Task description |
Check each line of the listing below for the word "Actividad" and say how many lines have it. Nothing else should be written.

## Begin Data entries

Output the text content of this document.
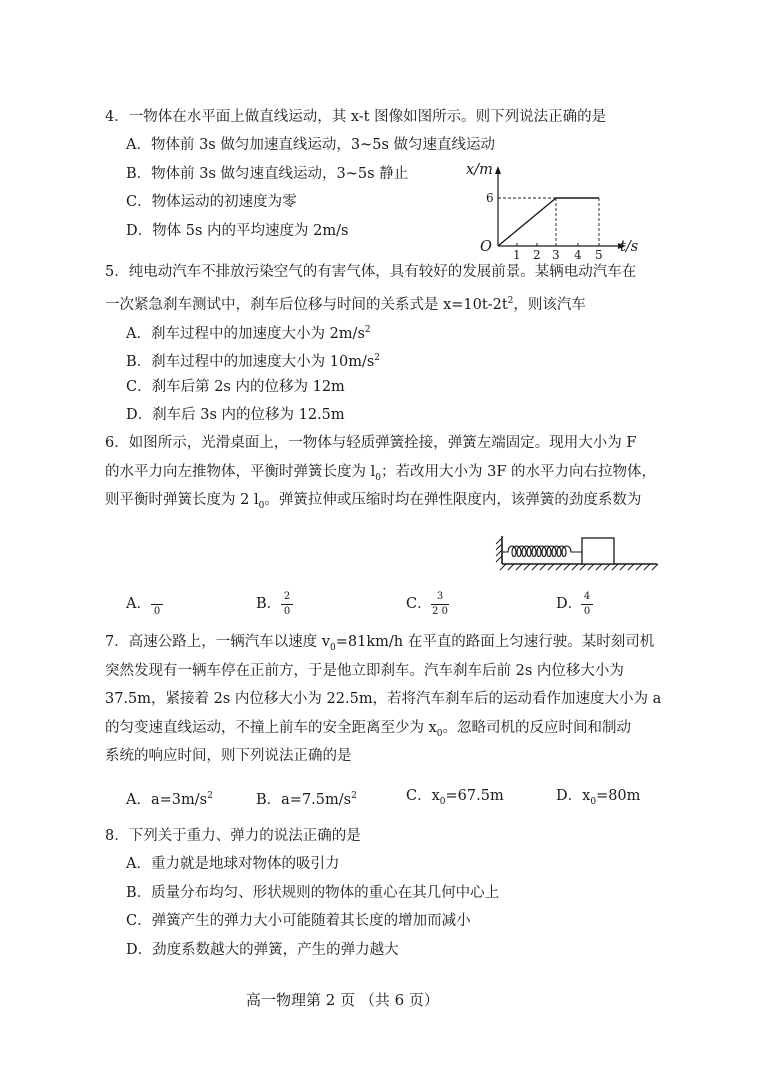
4．一物体在水平面上做直线运动，其 x-t 图像如图所示。则下列说法正确的是
A．物体前 3s 做匀加速直线运动，3~5s 做匀速直线运动
B．物体前 3s 做匀速直线运动，3~5s 静止
C．物体运动的初速度为零
D．物体 5s 内的平均速度为 2m/s
x/m
6
O 1 2 3 4 5 t/s
5．纯电动汽车不排放污染空气的有害气体，具有较好的发展前景。某辆电动汽车在
一次紧急刹车测试中，刹车后位移与时间的关系式是 $x=10t-2t^2$，则该汽车
A．刹车过程中的加速度大小为 $2m/s^2$
B．刹车过程中的加速度大小为 $10m/s^2$
C．刹车后第 2s 内的位移为 12m
D．刹车后 3s 内的位移为 12.5m
6．如图所示，光滑桌面上，一物体与轻质弹簧拴接，弹簧左端固定。现用大小为 F
的水平力向左推物体，平衡时弹簧长度为 $l_0$；若改用大小为 3F 的水平力向右拉物体，
则平衡时弹簧长度为 2 $l_0$。弹簧拉伸或压缩时均在弹性限度内，该弹簧的劲度系数为
A． 0	B． 2
0	C． 3
2 0	D． 4
0
7．高速公路上，一辆汽车以速度 $v_0=81km/h$ 在平直的路面上匀速行驶。某时刻司机
突然发现有一辆车停在正前方，于是他立即刹车。汽车刹车后前 2s 内位移大小为
37.5m，紧接着 2s 内位移大小为 22.5m，若将汽车刹车后的运动看作加速度大小为 a
的匀变速直线运动，不撞上前车的安全距离至少为 $x_0$。忽略司机的反应时间和制动
系统的响应时间，则下列说法正确的是
A．$a=3m/s^2$	B．$a=7.5m/s^2$	C．$x_0=67.5m$	D．$x_0=80m$
8．下列关于重力、弹力的说法正确的是
A．重力就是地球对物体的吸引力
B．质量分布均匀、形状规则的物体的重心在其几何中心上
C．弹簧产生的弹力大小可能随着其长度的增加而减小
D．劲度系数越大的弹簧，产生的弹力越大
高一物理第 2 页 （共 6 页）
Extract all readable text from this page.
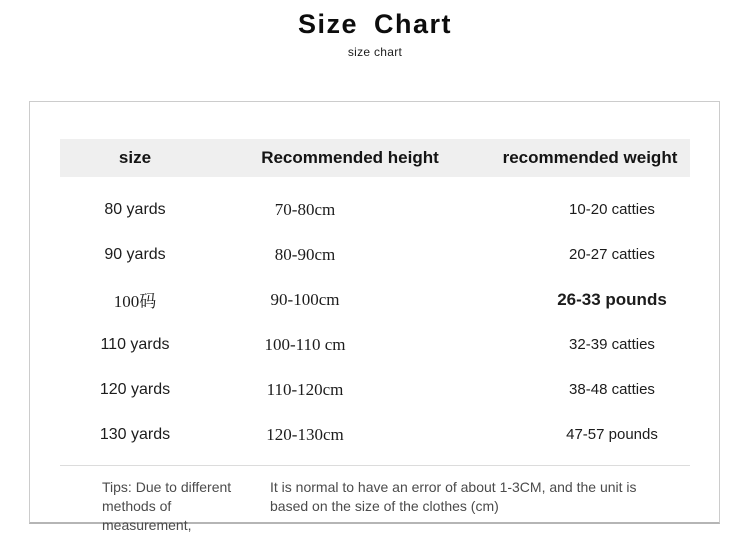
Size Chart
size chart
size	Recommended height	recommended weight
80 yards	70-80cm	10-20 catties
90 yards	80-90cm	20-27 catties
100码	90-100cm	26-33 pounds
110 yards	100-110 cm	32-39 catties
120 yards	110-120cm	38-48 catties
130 yards	120-130cm	47-57 pounds
Tips: Due to different
methods of measurement,
It is normal to have an error of about 1-3CM, and the unit is
based on the size of the clothes (cm)
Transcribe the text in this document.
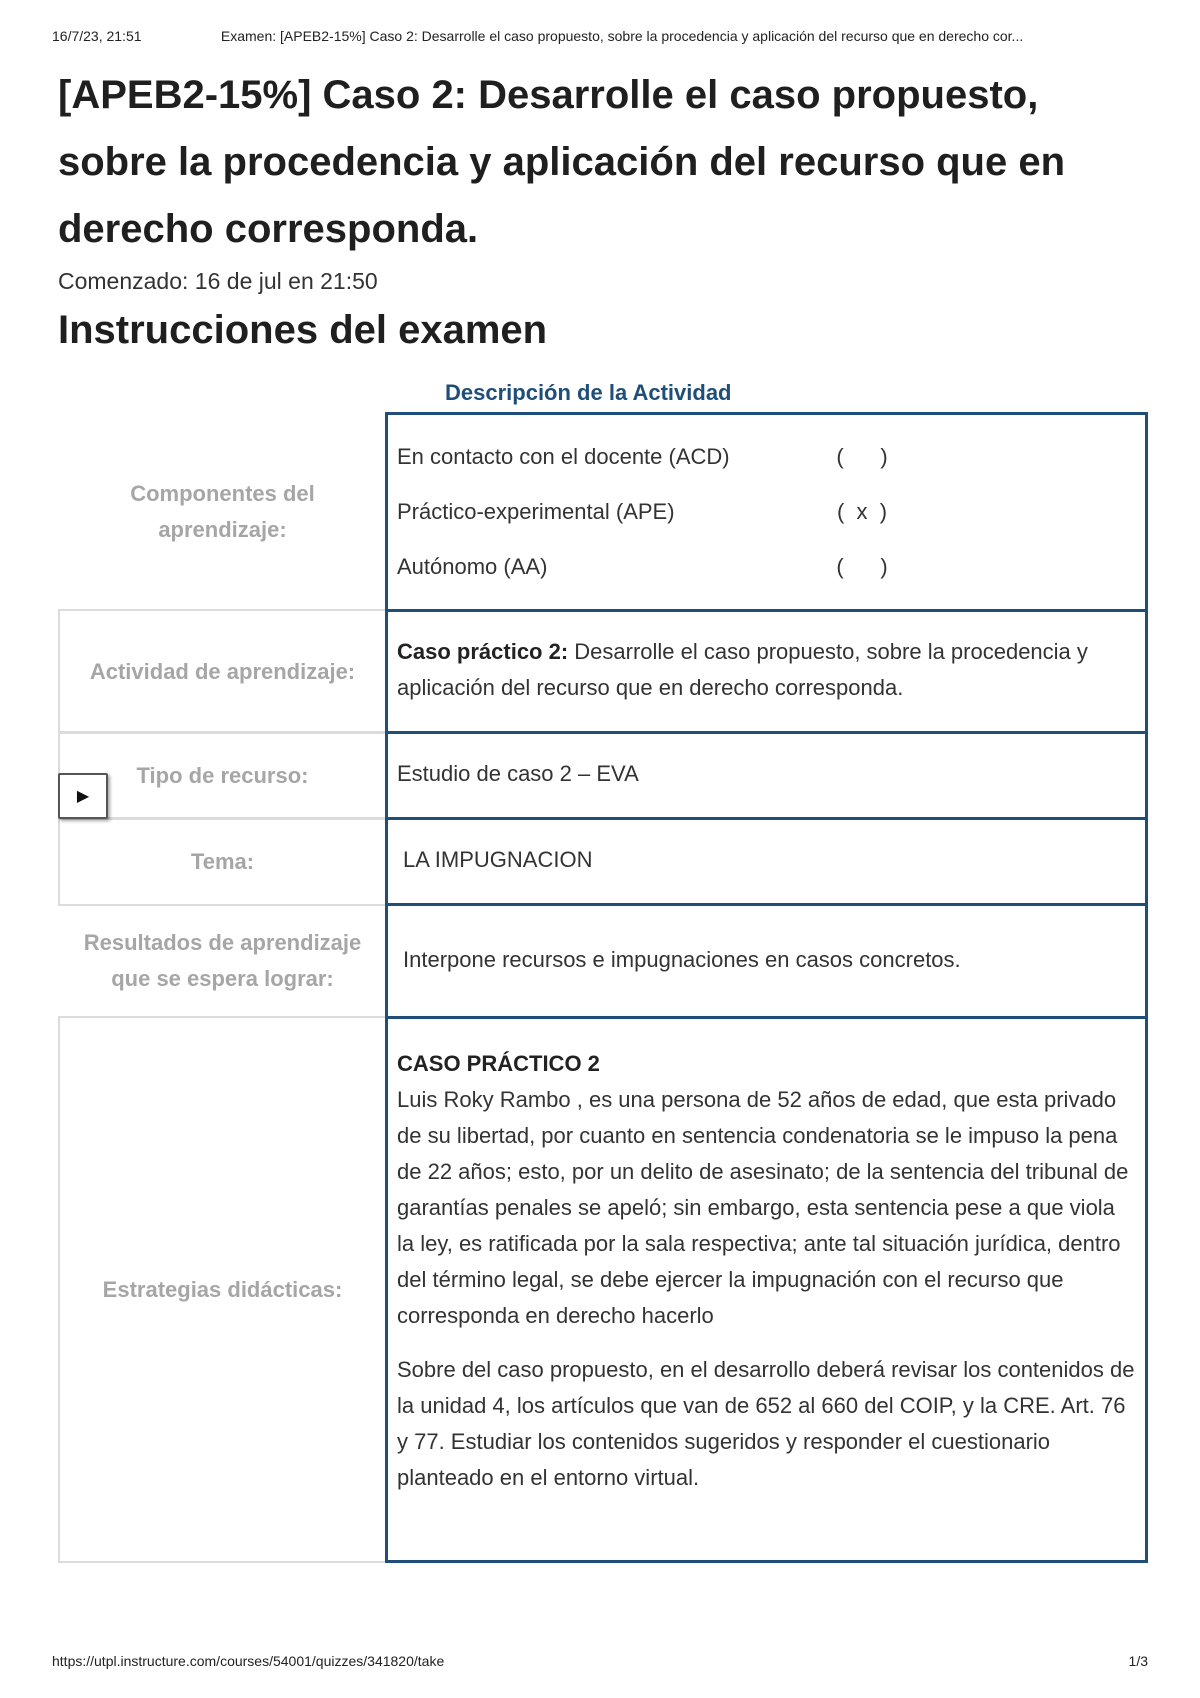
16/7/23, 21:51	Examen: [APEB2-15%] Caso 2: Desarrolle el caso propuesto, sobre la procedencia y aplicación del recurso que en derecho cor...
[APEB2-15%] Caso 2: Desarrolle el caso propuesto, sobre la procedencia y aplicación del recurso que en derecho corresponda.
Comenzado: 16 de jul en 21:50
Instrucciones del examen
Descripción de la Actividad
Componentes del aprendizaje:
En contacto con el docente (ACD)	(      )
Práctico-experimental (APE)	(  x  )
Autónomo (AA)	(      )
Actividad de aprendizaje:

Caso práctico 2: Desarrolle el caso propuesto, sobre la procedencia y aplicación del recurso que en derecho corresponda.

Tipo de recurso:	Estudio de caso 2 – EVA
Tema:	LA IMPUGNACION
Resultados de aprendizaje que se espera lograr:
Interpone recursos e impugnaciones en casos concretos.
Estrategias didácticas:
CASO PRÁCTICO 2

Luis Roky Rambo , es una persona de 52 años de edad, que esta privado de su libertad, por cuanto en sentencia condenatoria se le impuso la pena de 22 años; esto, por un delito de asesinato; de la sentencia del tribunal de garantías penales se apeló; sin embargo, esta sentencia pese a que viola la ley, es ratificada por la sala respectiva; ante tal situación jurídica, dentro del término legal, se debe ejercer la impugnación con el recurso que corresponda en derecho hacerlo

Sobre del caso propuesto, en el desarrollo deberá revisar los contenidos de la unidad 4, los artículos que van de 652 al 660 del COIP, y la CRE. Art. 76 y 77. Estudiar los contenidos sugeridos y responder el cuestionario planteado en el entorno virtual.

▶
https://utpl.instructure.com/courses/54001/quizzes/341820/take	1/3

## End Data entries

Solution |
2